— Begin Records for this task —

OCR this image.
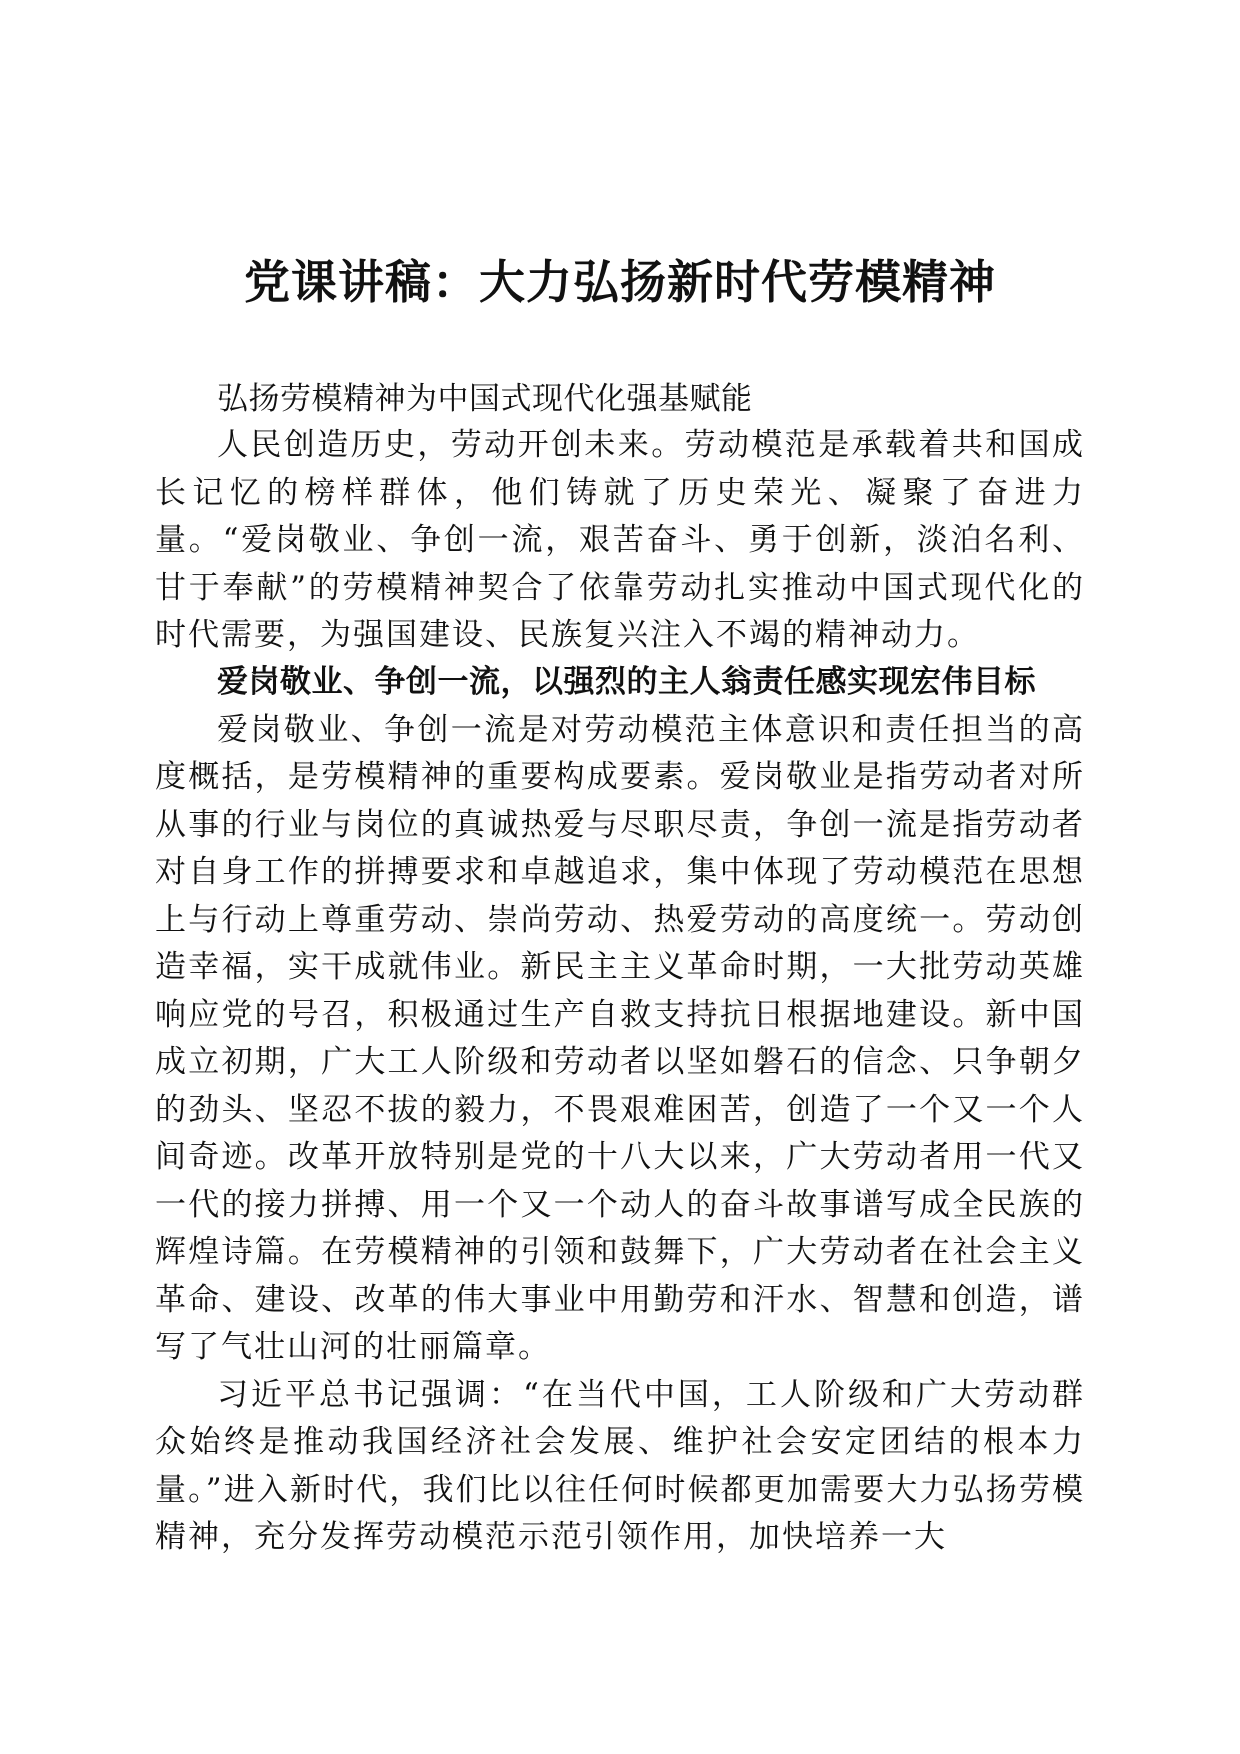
党课讲稿：大力弘扬新时代劳模精神

弘扬劳模精神为中国式现代化强基赋能

人民创造历史，劳动开创未来。劳动模范是承载着共和国成长记忆的榜样群体，他们铸就了历史荣光、凝聚了奋进力量。“爱岗敬业、争创一流，艰苦奋斗、勇于创新，淡泊名利、甘于奉献”的劳模精神契合了依靠劳动扎实推动中国式现代化的时代需要，为强国建设、民族复兴注入不竭的精神动力。

爱岗敬业、争创一流，以强烈的主人翁责任感实现宏伟目标

爱岗敬业、争创一流是对劳动模范主体意识和责任担当的高度概括，是劳模精神的重要构成要素。爱岗敬业是指劳动者对所从事的行业与岗位的真诚热爱与尽职尽责，争创一流是指劳动者对自身工作的拼搏要求和卓越追求，集中体现了劳动模范在思想上与行动上尊重劳动、崇尚劳动、热爱劳动的高度统一。劳动创造幸福，实干成就伟业。新民主主义革命时期，一大批劳动英雄响应党的号召，积极通过生产自救支持抗日根据地建设。新中国成立初期，广大工人阶级和劳动者以坚如磐石的信念、只争朝夕的劲头、坚忍不拔的毅力，不畏艰难困苦，创造了一个又一个人间奇迹。改革开放特别是党的十八大以来，广大劳动者用一代又一代的接力拼搏、用一个又一个动人的奋斗故事谱写成全民族的辉煌诗篇。在劳模精神的引领和鼓舞下，广大劳动者在社会主义革命、建设、改革的伟大事业中用勤劳和汗水、智慧和创造，谱写了气壮山河的壮丽篇章。

习近平总书记强调：“在当代中国，工人阶级和广大劳动群众始终是推动我国经济社会发展、维护社会安定团结的根本力量。”进入新时代，我们比以往任何时候都更加需要大力弘扬劳模精神，充分发挥劳动模范示范引领作用，加快培养一大
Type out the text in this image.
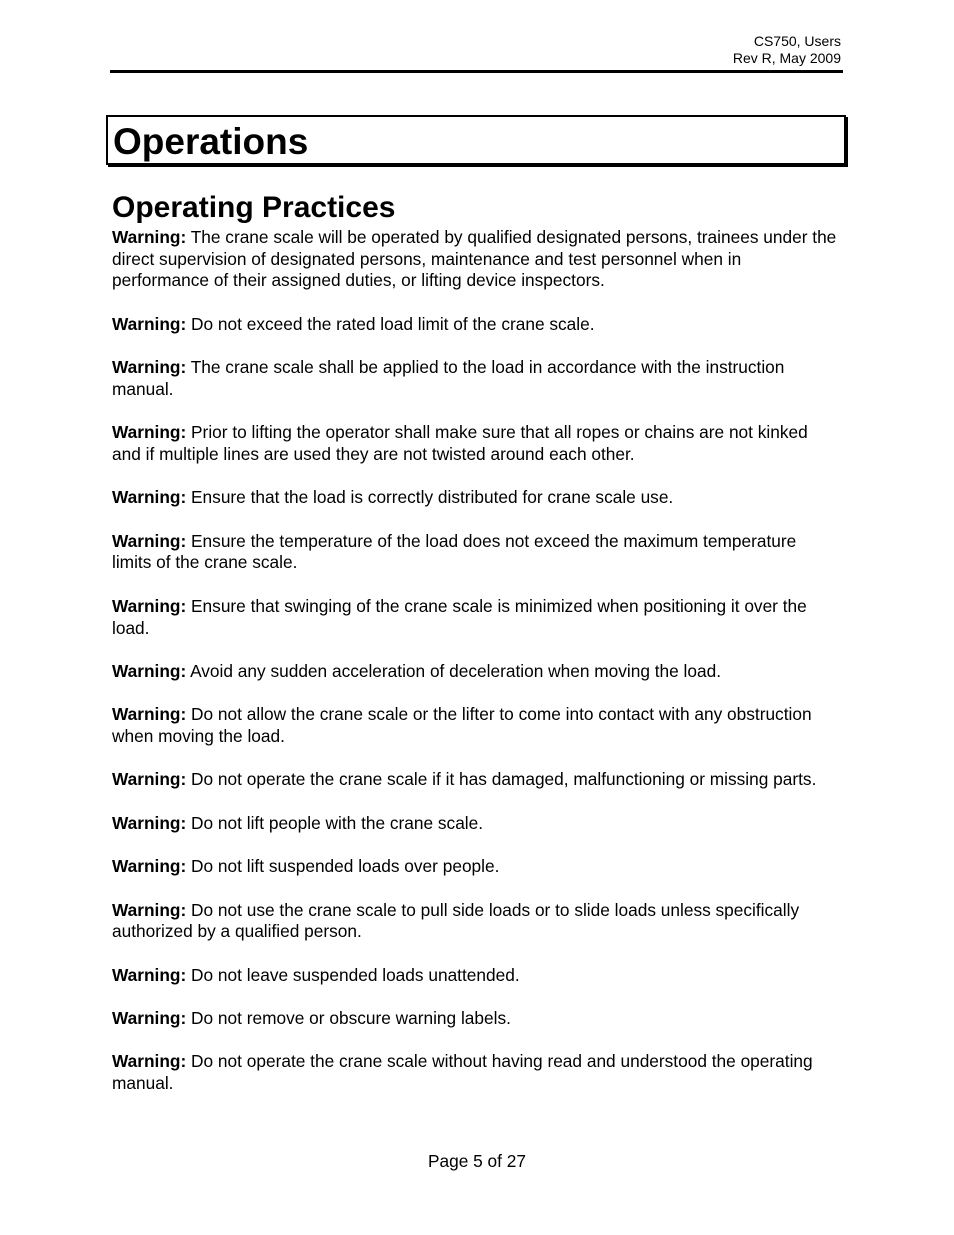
CS750, Users
Rev R, May 2009
Operations
Operating Practices

Warning: The crane scale will be operated by qualified designated persons, trainees under the direct supervision of designated persons, maintenance and test personnel when in performance of their assigned duties, or lifting device inspectors.

Warning: Do not exceed the rated load limit of the crane scale.

Warning: The crane scale shall be applied to the load in accordance with the instruction manual.

Warning: Prior to lifting the operator shall make sure that all ropes or chains are not kinked and if multiple lines are used they are not twisted around each other.

Warning: Ensure that the load is correctly distributed for crane scale use.

Warning: Ensure the temperature of the load does not exceed the maximum temperature limits of the crane scale.

Warning: Ensure that swinging of the crane scale is minimized when positioning it over the load.

Warning: Avoid any sudden acceleration of deceleration when moving the load.

Warning: Do not allow the crane scale or the lifter to come into contact with any obstruction when moving the load.

Warning: Do not operate the crane scale if it has damaged, malfunctioning or missing parts.

Warning: Do not lift people with the crane scale.

Warning: Do not lift suspended loads over people.

Warning: Do not use the crane scale to pull side loads or to slide loads unless specifically authorized by a qualified person.

Warning: Do not leave suspended loads unattended.

Warning: Do not remove or obscure warning labels.

Warning: Do not operate the crane scale without having read and understood the operating manual.

Page 5 of 27
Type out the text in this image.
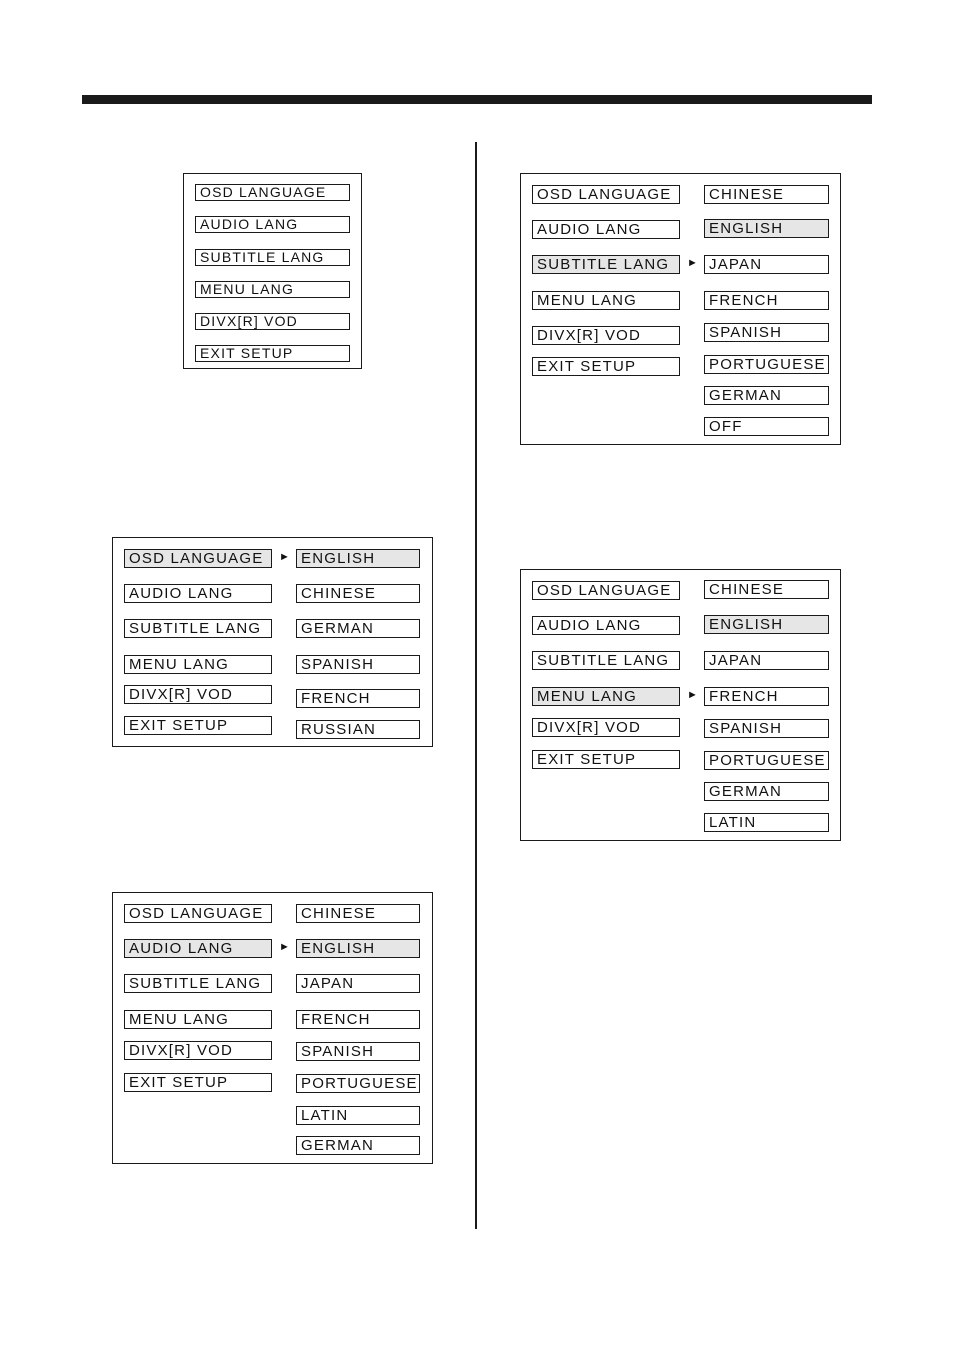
OSD LANGUAGE
AUDIO LANG
SUBTITLE LANG
MENU LANG
DIVX[R] VOD
EXIT SETUP
OSD LANGUAGE
AUDIO LANG
SUBTITLE LANG
MENU LANG
DIVX[R] VOD
EXIT SETUP
► ENGLISH
CHINESE
GERMAN
SPANISH
FRENCH
RUSSIAN
OSD LANGUAGE
AUDIO LANG
SUBTITLE LANG
MENU LANG
DIVX[R] VOD
EXIT SETUP
►
CHINESE
ENGLISH
JAPAN
FRENCH
SPANISH
PORTUGUESE
LATIN
GERMAN
OSD LANGUAGE
AUDIO LANG
SUBTITLE LANG
MENU LANG
DIVX[R] VOD
EXIT SETUP
►
CHINESE
ENGLISH
JAPAN
FRENCH
SPANISH
PORTUGUESE
GERMAN
OFF
OSD LANGUAGE
AUDIO LANG
SUBTITLE LANG
MENU LANG
DIVX[R] VOD
EXIT SETUP
►
CHINESE
ENGLISH
JAPAN
FRENCH
SPANISH
PORTUGUESE
GERMAN
LATIN
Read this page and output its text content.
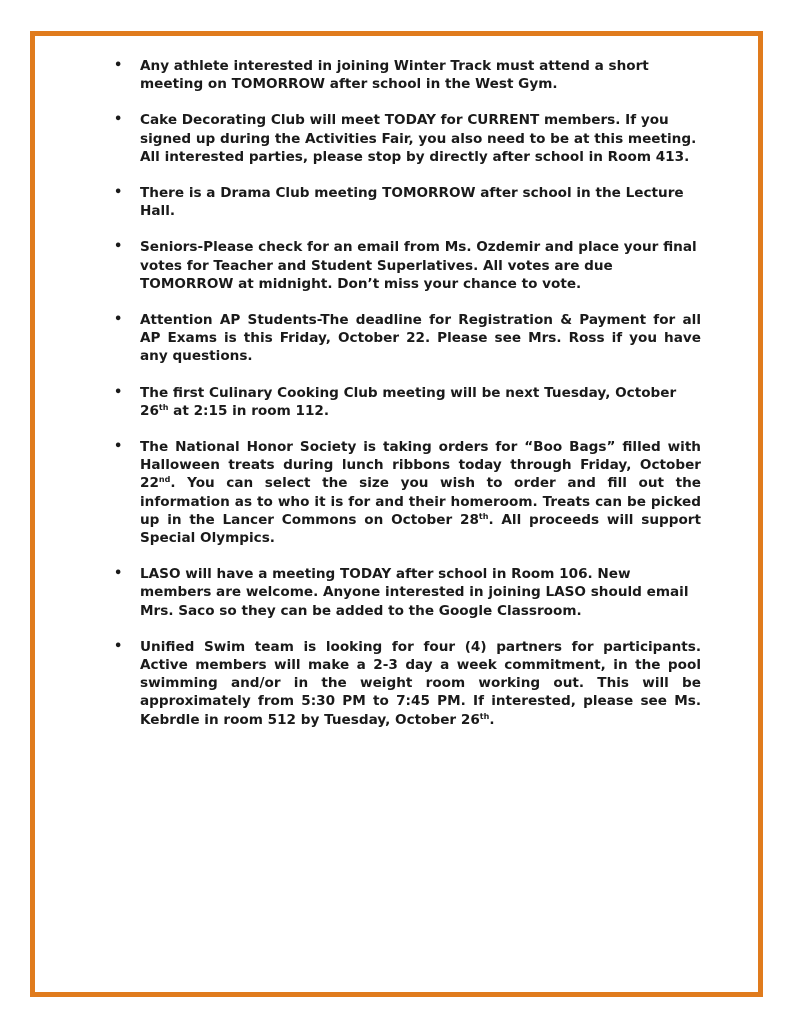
• Any athlete interested in joining Winter Track must attend a short meeting on TOMORROW after school in the West Gym.
• Cake Decorating Club will meet TODAY for CURRENT members. If you signed up during the Activities Fair, you also need to be at this meeting. All interested parties, please stop by directly after school in Room 413.
• There is a Drama Club meeting TOMORROW after school in the Lecture Hall.
• Seniors-Please check for an email from Ms. Ozdemir and place your final votes for Teacher and Student Superlatives. All votes are due TOMORROW at midnight. Don’t miss your chance to vote.
• Attention AP Students-The deadline for Registration & Payment for all AP Exams is this Friday, October 22. Please see Mrs. Ross if you have any questions.
• The first Culinary Cooking Club meeting will be next Tuesday, October 26th at 2:15 in room 112.
• The National Honor Society is taking orders for “Boo Bags” filled with Halloween treats during lunch ribbons today through Friday, October 22nd. You can select the size you wish to order and fill out the information as to who it is for and their homeroom. Treats can be picked up in the Lancer Commons on October 28th. All proceeds will support Special Olympics.
• LASO will have a meeting TODAY after school in Room 106. New members are welcome. Anyone interested in joining LASO should email Mrs. Saco so they can be added to the Google Classroom.
• Unified Swim team is looking for four (4) partners for participants. Active members will make a 2-3 day a week commitment, in the pool swimming and/or in the weight room working out. This will be approximately from 5:30 PM to 7:45 PM. If interested, please see Ms. Kebrdle in room 512 by Tuesday, October 26th.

— End Records for this task —

Each entry gets copied exactly; the pictures stay out.

Output of the task ->
OCR this image.
党课讲稿：大力弘扬新时代劳模精神

弘扬劳模精神为中国式现代化强基赋能

人民创造历史，劳动开创未来。劳动模范是承载着共和国成长记忆的榜样群体，他们铸就了历史荣光、凝聚了奋进力量。“爱岗敬业、争创一流，艰苦奋斗、勇于创新，淡泊名利、甘于奉献”的劳模精神契合了依靠劳动扎实推动中国式现代化的时代需要，为强国建设、民族复兴注入不竭的精神动力。

爱岗敬业、争创一流，以强烈的主人翁责任感实现宏伟目标

爱岗敬业、争创一流是对劳动模范主体意识和责任担当的高度概括，是劳模精神的重要构成要素。爱岗敬业是指劳动者对所从事的行业与岗位的真诚热爱与尽职尽责，争创一流是指劳动者对自身工作的拼搏要求和卓越追求，集中体现了劳动模范在思想上与行动上尊重劳动、崇尚劳动、热爱劳动的高度统一。劳动创造幸福，实干成就伟业。新民主主义革命时期，一大批劳动英雄响应党的号召，积极通过生产自救支持抗日根据地建设。新中国成立初期，广大工人阶级和劳动者以坚如磐石的信念、只争朝夕的劲头、坚忍不拔的毅力，不畏艰难困苦，创造了一个又一个人间奇迹。改革开放特别是党的十八大以来，广大劳动者用一代又一代的接力拼搏、用一个又一个动人的奋斗故事谱写成全民族的辉煌诗篇。在劳模精神的引领和鼓舞下，广大劳动者在社会主义革命、建设、改革的伟大事业中用勤劳和汗水、智慧和创造，谱写了气壮山河的壮丽篇章。

习近平总书记强调：“在当代中国，工人阶级和广大劳动群众始终是推动我国经济社会发展、维护社会安定团结的根本力量。”进入新时代，我们比以往任何时候都更加需要大力弘扬劳模精神，充分发挥劳动模范示范引领作用，加快培养一大
Type out the text in this image.
CS750, Users
Rev R, May 2009
Operations
Operating Practices

Warning: The crane scale will be operated by qualified designated persons, trainees under the direct supervision of designated persons, maintenance and test personnel when in performance of their assigned duties, or lifting device inspectors.

Warning: Do not exceed the rated load limit of the crane scale.

Warning: The crane scale shall be applied to the load in accordance with the instruction manual.

Warning: Prior to lifting the operator shall make sure that all ropes or chains are not kinked and if multiple lines are used they are not twisted around each other.

Warning: Ensure that the load is correctly distributed for crane scale use.

Warning: Ensure the temperature of the load does not exceed the maximum temperature limits of the crane scale.

Warning: Ensure that swinging of the crane scale is minimized when positioning it over the load.

Warning: Avoid any sudden acceleration of deceleration when moving the load.

Warning: Do not allow the crane scale or the lifter to come into contact with any obstruction when moving the load.

Warning: Do not operate the crane scale if it has damaged, malfunctioning or missing parts.

Warning: Do not lift people with the crane scale.

Warning: Do not lift suspended loads over people.

Warning: Do not use the crane scale to pull side loads or to slide loads unless specifically authorized by a qualified person.

Warning: Do not leave suspended loads unattended.

Warning: Do not remove or obscure warning labels.

Warning: Do not operate the crane scale without having read and understood the operating manual.

Page 5 of 27
Type out the text in this image.
OSD LANGUAGE
AUDIO LANG
SUBTITLE LANG
MENU LANG
DIVX[R] VOD
EXIT SETUP
OSD LANGUAGE
AUDIO LANG
SUBTITLE LANG
MENU LANG
DIVX[R] VOD
EXIT SETUP
► ENGLISH
CHINESE
GERMAN
SPANISH
FRENCH
RUSSIAN
OSD LANGUAGE
AUDIO LANG
SUBTITLE LANG
MENU LANG
DIVX[R] VOD
EXIT SETUP
►
CHINESE
ENGLISH
JAPAN
FRENCH
SPANISH
PORTUGUESE
LATIN
GERMAN
OSD LANGUAGE
AUDIO LANG
SUBTITLE LANG
MENU LANG
DIVX[R] VOD
EXIT SETUP
►
CHINESE
ENGLISH
JAPAN
FRENCH
SPANISH
PORTUGUESE
GERMAN
OFF
OSD LANGUAGE
AUDIO LANG
SUBTITLE LANG
MENU LANG
DIVX[R] VOD
EXIT SETUP
►
CHINESE
ENGLISH
JAPAN
FRENCH
SPANISH
PORTUGUESE
GERMAN
LATIN
Read this page and output its text content.
• Any athlete interested in joining Winter Track must attend a short meeting on TOMORROW after school in the West Gym.
• Cake Decorating Club will meet TODAY for CURRENT members. If you signed up during the Activities Fair, you also need to be at this meeting. All interested parties, please stop by directly after school in Room 413.
• There is a Drama Club meeting TOMORROW after school in the Lecture Hall.
• Seniors-Please check for an email from Ms. Ozdemir and place your final votes for Teacher and Student Superlatives. All votes are due TOMORROW at midnight. Don’t miss your chance to vote.
• Attention AP Students-The deadline for Registration & Payment for all AP Exams is this Friday, October 22. Please see Mrs. Ross if you have any questions.
• The first Culinary Cooking Club meeting will be next Tuesday, October 26th at 2:15 in room 112.
• The National Honor Society is taking orders for “Boo Bags” filled with Halloween treats during lunch ribbons today through Friday, October 22nd. You can select the size you wish to order and fill out the information as to who it is for and their homeroom. Treats can be picked up in the Lancer Commons on October 28th. All proceeds will support Special Olympics.
• LASO will have a meeting TODAY after school in Room 106. New members are welcome. Anyone interested in joining LASO should email Mrs. Saco so they can be added to the Google Classroom.
• Unified Swim team is looking for four (4) partners for participants. Active members will make a 2-3 day a week commitment, in the pool swimming and/or in the weight room working out. This will be approximately from 5:30 PM to 7:45 PM. If interested, please see Ms. Kebrdle in room 512 by Tuesday, October 26th.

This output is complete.